What you should do:
Copy out each of the following lines word for word, without changing anything.

Given entries:
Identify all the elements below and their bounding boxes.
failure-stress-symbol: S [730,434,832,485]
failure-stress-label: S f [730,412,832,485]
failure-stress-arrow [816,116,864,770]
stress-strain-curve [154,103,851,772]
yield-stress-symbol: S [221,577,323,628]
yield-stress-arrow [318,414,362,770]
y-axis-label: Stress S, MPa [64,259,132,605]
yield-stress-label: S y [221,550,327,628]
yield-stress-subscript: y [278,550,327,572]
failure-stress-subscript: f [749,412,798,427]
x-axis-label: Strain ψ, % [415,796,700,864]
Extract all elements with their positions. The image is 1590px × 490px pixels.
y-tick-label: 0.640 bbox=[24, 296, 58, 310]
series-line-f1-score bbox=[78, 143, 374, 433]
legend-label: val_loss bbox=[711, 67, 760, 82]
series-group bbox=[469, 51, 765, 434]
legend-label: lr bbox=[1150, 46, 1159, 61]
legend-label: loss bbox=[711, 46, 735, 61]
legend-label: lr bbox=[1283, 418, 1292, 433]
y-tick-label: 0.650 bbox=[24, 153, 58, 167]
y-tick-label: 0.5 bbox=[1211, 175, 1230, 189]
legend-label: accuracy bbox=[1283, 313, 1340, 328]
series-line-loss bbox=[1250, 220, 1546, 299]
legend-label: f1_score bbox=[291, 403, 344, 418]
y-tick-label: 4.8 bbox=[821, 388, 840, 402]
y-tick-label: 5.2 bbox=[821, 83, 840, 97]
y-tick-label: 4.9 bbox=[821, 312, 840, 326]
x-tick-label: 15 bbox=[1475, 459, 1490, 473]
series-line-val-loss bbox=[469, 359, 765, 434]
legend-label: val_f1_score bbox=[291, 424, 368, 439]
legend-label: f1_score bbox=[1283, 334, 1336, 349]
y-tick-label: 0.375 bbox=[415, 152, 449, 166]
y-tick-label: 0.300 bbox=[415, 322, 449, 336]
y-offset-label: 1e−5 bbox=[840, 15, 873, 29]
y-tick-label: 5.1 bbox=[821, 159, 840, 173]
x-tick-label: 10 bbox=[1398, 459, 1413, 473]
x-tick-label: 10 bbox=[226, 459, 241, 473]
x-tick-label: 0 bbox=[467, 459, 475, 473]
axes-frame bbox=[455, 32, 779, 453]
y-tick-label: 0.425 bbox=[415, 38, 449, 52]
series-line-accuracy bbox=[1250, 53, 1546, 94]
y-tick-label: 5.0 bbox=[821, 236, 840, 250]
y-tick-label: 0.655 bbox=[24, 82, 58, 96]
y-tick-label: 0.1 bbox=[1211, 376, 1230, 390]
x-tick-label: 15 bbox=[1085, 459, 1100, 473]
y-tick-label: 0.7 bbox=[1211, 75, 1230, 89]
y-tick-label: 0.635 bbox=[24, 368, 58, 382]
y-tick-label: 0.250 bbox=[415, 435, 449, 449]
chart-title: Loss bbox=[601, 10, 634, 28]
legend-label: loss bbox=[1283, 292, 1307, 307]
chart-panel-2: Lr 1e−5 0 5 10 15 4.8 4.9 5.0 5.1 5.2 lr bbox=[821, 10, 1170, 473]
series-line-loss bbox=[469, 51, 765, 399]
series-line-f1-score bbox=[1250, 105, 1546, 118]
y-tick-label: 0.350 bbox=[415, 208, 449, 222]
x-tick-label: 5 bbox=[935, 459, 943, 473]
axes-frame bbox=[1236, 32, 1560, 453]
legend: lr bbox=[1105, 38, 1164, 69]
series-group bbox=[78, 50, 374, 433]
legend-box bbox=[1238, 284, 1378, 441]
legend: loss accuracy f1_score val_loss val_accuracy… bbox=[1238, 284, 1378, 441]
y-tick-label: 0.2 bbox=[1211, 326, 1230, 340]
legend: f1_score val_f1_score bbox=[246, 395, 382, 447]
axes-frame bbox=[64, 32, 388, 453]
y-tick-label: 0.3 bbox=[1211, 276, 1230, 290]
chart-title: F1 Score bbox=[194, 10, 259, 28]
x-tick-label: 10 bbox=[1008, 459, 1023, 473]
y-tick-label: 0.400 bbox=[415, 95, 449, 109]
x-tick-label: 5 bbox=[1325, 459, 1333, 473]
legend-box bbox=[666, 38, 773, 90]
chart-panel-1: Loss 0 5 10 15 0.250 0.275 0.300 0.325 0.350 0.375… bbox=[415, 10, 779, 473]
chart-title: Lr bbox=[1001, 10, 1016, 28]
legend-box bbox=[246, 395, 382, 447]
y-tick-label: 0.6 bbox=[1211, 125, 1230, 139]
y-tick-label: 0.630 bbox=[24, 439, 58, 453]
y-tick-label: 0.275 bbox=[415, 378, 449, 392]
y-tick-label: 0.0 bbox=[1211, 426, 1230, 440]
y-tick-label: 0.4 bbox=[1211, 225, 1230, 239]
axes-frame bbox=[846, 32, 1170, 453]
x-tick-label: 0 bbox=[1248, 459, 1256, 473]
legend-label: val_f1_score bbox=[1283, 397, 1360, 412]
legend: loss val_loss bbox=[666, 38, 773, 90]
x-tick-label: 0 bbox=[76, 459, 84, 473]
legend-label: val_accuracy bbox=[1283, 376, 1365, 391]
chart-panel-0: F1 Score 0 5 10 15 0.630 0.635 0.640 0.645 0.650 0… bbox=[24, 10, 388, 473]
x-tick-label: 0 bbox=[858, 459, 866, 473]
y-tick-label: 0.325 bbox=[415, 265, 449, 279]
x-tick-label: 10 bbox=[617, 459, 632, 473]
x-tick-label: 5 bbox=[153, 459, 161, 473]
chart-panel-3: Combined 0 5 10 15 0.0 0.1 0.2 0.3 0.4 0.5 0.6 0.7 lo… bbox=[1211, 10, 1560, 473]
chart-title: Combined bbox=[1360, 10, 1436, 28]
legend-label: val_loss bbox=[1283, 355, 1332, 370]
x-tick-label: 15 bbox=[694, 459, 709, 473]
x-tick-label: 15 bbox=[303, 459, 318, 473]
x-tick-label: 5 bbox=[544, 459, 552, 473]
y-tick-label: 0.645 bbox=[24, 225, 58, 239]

Solution for this problem:
Identify all the elements below and their bounding boxes.
failure-stress-symbol: S [730,434,832,485]
failure-stress-label: S f [730,412,832,485]
failure-stress-arrow [816,116,864,770]
stress-strain-curve [154,103,851,772]
yield-stress-symbol: S [221,577,323,628]
yield-stress-arrow [318,414,362,770]
y-axis-label: Stress S, MPa [64,259,132,605]
yield-stress-label: S y [221,550,327,628]
yield-stress-subscript: y [278,550,327,572]
failure-stress-subscript: f [749,412,798,427]
x-axis-label: Strain ψ, % [415,796,700,864]
Extract all elements with their positions. The image is 1590px × 490px pixels.
y-tick-label: 0.640 bbox=[24, 296, 58, 310]
series-line-f1-score bbox=[78, 143, 374, 433]
legend-label: val_loss bbox=[711, 67, 760, 82]
series-group bbox=[469, 51, 765, 434]
legend-label: lr bbox=[1150, 46, 1159, 61]
legend-label: loss bbox=[711, 46, 735, 61]
legend-label: lr bbox=[1283, 418, 1292, 433]
y-tick-label: 0.650 bbox=[24, 153, 58, 167]
y-tick-label: 0.5 bbox=[1211, 175, 1230, 189]
legend-label: accuracy bbox=[1283, 313, 1340, 328]
series-line-loss bbox=[1250, 220, 1546, 299]
legend-label: f1_score bbox=[291, 403, 344, 418]
y-tick-label: 4.8 bbox=[821, 388, 840, 402]
y-tick-label: 5.2 bbox=[821, 83, 840, 97]
y-tick-label: 4.9 bbox=[821, 312, 840, 326]
x-tick-label: 15 bbox=[1475, 459, 1490, 473]
series-line-val-loss bbox=[469, 359, 765, 434]
legend-label: val_f1_score bbox=[291, 424, 368, 439]
legend-label: f1_score bbox=[1283, 334, 1336, 349]
y-tick-label: 0.375 bbox=[415, 152, 449, 166]
y-tick-label: 0.300 bbox=[415, 322, 449, 336]
y-offset-label: 1e−5 bbox=[840, 15, 873, 29]
y-tick-label: 5.1 bbox=[821, 159, 840, 173]
x-tick-label: 10 bbox=[1398, 459, 1413, 473]
x-tick-label: 10 bbox=[226, 459, 241, 473]
x-tick-label: 0 bbox=[467, 459, 475, 473]
axes-frame bbox=[455, 32, 779, 453]
y-tick-label: 0.425 bbox=[415, 38, 449, 52]
series-line-accuracy bbox=[1250, 53, 1546, 94]
y-tick-label: 5.0 bbox=[821, 236, 840, 250]
y-tick-label: 0.655 bbox=[24, 82, 58, 96]
y-tick-label: 0.1 bbox=[1211, 376, 1230, 390]
x-tick-label: 15 bbox=[1085, 459, 1100, 473]
y-tick-label: 0.7 bbox=[1211, 75, 1230, 89]
y-tick-label: 0.635 bbox=[24, 368, 58, 382]
y-tick-label: 0.250 bbox=[415, 435, 449, 449]
chart-title: Loss bbox=[601, 10, 634, 28]
legend-label: loss bbox=[1283, 292, 1307, 307]
chart-panel-2: Lr 1e−5 0 5 10 15 4.8 4.9 5.0 5.1 5.2 lr bbox=[821, 10, 1170, 473]
series-line-loss bbox=[469, 51, 765, 399]
series-line-f1-score bbox=[1250, 105, 1546, 118]
y-tick-label: 0.350 bbox=[415, 208, 449, 222]
x-tick-label: 5 bbox=[935, 459, 943, 473]
axes-frame bbox=[1236, 32, 1560, 453]
legend: lr bbox=[1105, 38, 1164, 69]
series-group bbox=[78, 50, 374, 433]
legend-box bbox=[1238, 284, 1378, 441]
legend: loss accuracy f1_score val_loss val_accuracy… bbox=[1238, 284, 1378, 441]
y-tick-label: 0.2 bbox=[1211, 326, 1230, 340]
legend: f1_score val_f1_score bbox=[246, 395, 382, 447]
axes-frame bbox=[64, 32, 388, 453]
y-tick-label: 0.3 bbox=[1211, 276, 1230, 290]
chart-title: F1 Score bbox=[194, 10, 259, 28]
x-tick-label: 10 bbox=[1008, 459, 1023, 473]
y-tick-label: 0.400 bbox=[415, 95, 449, 109]
x-tick-label: 5 bbox=[1325, 459, 1333, 473]
legend-box bbox=[666, 38, 773, 90]
chart-panel-1: Loss 0 5 10 15 0.250 0.275 0.300 0.325 0.350 0.375… bbox=[415, 10, 779, 473]
chart-title: Lr bbox=[1001, 10, 1016, 28]
legend-box bbox=[246, 395, 382, 447]
y-tick-label: 0.6 bbox=[1211, 125, 1230, 139]
y-tick-label: 0.630 bbox=[24, 439, 58, 453]
y-tick-label: 0.275 bbox=[415, 378, 449, 392]
y-tick-label: 0.0 bbox=[1211, 426, 1230, 440]
y-tick-label: 0.4 bbox=[1211, 225, 1230, 239]
axes-frame bbox=[846, 32, 1170, 453]
x-tick-label: 0 bbox=[1248, 459, 1256, 473]
legend-label: val_f1_score bbox=[1283, 397, 1360, 412]
legend: loss val_loss bbox=[666, 38, 773, 90]
x-tick-label: 0 bbox=[76, 459, 84, 473]
legend-label: val_accuracy bbox=[1283, 376, 1365, 391]
chart-panel-0: F1 Score 0 5 10 15 0.630 0.635 0.640 0.645 0.650 0… bbox=[24, 10, 388, 473]
x-tick-label: 0 bbox=[858, 459, 866, 473]
y-tick-label: 0.325 bbox=[415, 265, 449, 279]
x-tick-label: 10 bbox=[617, 459, 632, 473]
x-tick-label: 5 bbox=[153, 459, 161, 473]
chart-panel-3: Combined 0 5 10 15 0.0 0.1 0.2 0.3 0.4 0.5 0.6 0.7 lo… bbox=[1211, 10, 1560, 473]
chart-title: Combined bbox=[1360, 10, 1436, 28]
legend-label: val_loss bbox=[1283, 355, 1332, 370]
x-tick-label: 15 bbox=[694, 459, 709, 473]
x-tick-label: 15 bbox=[303, 459, 318, 473]
x-tick-label: 5 bbox=[544, 459, 552, 473]
y-tick-label: 0.645 bbox=[24, 225, 58, 239]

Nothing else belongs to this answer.